### [Task]
Say how many lines of the material below contain the word "JSON", with no other words.

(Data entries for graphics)
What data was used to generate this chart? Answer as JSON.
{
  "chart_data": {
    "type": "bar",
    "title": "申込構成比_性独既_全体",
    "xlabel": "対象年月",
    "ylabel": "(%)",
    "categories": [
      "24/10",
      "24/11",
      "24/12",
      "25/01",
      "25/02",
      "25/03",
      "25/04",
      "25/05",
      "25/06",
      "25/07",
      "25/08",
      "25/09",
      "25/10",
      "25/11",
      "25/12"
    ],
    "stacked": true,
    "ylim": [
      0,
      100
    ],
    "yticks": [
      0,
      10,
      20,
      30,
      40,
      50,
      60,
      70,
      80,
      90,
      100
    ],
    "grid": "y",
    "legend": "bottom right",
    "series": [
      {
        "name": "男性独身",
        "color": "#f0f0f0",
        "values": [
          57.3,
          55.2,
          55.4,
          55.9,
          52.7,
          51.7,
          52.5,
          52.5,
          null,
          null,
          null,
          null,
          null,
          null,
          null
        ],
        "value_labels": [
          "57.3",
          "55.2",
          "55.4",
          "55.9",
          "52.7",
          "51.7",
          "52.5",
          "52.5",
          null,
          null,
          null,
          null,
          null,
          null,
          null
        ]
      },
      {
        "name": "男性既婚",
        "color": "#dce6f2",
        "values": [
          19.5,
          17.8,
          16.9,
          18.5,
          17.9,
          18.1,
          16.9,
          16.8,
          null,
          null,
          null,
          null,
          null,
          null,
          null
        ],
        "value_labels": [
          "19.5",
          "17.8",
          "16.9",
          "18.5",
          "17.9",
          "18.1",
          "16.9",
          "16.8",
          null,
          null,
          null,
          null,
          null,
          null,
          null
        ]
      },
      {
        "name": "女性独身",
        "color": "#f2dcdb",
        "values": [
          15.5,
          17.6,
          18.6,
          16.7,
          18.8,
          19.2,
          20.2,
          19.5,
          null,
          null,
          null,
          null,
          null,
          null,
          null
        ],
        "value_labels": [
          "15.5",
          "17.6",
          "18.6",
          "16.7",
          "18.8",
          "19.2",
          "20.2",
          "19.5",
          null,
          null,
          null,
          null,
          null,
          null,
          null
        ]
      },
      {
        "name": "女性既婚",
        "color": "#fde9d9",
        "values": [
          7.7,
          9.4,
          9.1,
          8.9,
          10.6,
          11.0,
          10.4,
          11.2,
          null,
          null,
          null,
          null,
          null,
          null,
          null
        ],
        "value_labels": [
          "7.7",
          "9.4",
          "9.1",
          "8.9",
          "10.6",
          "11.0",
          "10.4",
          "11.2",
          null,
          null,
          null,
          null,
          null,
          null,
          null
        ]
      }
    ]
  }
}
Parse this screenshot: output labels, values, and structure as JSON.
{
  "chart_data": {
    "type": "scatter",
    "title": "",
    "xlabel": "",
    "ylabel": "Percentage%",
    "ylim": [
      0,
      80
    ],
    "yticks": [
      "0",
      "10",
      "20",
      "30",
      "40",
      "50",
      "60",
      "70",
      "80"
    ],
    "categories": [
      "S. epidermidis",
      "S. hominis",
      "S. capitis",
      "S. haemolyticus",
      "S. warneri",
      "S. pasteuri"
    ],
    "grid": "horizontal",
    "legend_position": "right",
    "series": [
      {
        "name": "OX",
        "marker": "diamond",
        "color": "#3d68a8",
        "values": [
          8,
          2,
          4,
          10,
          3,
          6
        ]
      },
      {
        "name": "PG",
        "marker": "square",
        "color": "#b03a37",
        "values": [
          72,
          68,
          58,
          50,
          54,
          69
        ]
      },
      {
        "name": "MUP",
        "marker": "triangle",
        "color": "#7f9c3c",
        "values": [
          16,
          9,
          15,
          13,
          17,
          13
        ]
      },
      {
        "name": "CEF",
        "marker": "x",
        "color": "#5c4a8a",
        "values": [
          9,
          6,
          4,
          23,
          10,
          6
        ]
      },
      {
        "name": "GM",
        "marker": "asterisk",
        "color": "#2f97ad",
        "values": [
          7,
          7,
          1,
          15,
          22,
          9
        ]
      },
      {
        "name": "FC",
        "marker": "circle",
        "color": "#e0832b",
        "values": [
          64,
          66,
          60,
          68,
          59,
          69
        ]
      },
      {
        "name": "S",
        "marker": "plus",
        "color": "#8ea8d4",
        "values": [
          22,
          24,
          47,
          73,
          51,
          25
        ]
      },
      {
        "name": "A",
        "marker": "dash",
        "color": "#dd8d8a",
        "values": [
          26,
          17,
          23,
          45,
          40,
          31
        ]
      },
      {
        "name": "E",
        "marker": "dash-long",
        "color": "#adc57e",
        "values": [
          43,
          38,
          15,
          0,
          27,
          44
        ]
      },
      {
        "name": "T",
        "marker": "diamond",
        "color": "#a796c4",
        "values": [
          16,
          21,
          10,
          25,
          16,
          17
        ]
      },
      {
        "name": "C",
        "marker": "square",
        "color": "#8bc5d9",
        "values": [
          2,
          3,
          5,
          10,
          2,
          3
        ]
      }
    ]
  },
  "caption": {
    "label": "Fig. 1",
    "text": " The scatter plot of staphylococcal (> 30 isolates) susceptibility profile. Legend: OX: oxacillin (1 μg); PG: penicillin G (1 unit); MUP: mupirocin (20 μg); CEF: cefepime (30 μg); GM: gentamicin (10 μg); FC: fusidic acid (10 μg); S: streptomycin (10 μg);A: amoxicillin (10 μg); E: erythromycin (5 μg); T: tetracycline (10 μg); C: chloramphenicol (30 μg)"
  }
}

### [Answer in full]
2